* [OBJECTIVE] Check each line of the listing below for the string "nelle", and copy the ones that have it.

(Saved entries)

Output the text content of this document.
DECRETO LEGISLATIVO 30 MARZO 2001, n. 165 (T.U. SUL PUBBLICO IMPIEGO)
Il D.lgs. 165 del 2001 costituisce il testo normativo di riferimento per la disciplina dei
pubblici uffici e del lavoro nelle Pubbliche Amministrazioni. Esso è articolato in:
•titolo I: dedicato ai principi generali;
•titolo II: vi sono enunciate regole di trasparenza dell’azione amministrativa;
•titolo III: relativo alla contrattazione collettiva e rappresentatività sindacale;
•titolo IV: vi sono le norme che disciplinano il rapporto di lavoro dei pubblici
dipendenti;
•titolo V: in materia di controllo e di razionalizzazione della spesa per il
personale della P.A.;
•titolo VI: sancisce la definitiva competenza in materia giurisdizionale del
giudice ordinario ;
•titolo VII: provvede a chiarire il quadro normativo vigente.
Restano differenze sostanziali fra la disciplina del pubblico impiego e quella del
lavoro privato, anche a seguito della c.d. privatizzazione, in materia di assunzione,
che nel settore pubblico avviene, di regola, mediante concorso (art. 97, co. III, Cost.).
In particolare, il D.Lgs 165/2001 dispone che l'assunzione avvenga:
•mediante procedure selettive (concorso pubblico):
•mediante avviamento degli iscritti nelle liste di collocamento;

* [COMPLETE RESPONSE]
pubblici uffici e del lavoro nelle Pubbliche Amministrazioni. Esso è articolato in:
•mediante avviamento degli iscritti nelle liste di collocamento;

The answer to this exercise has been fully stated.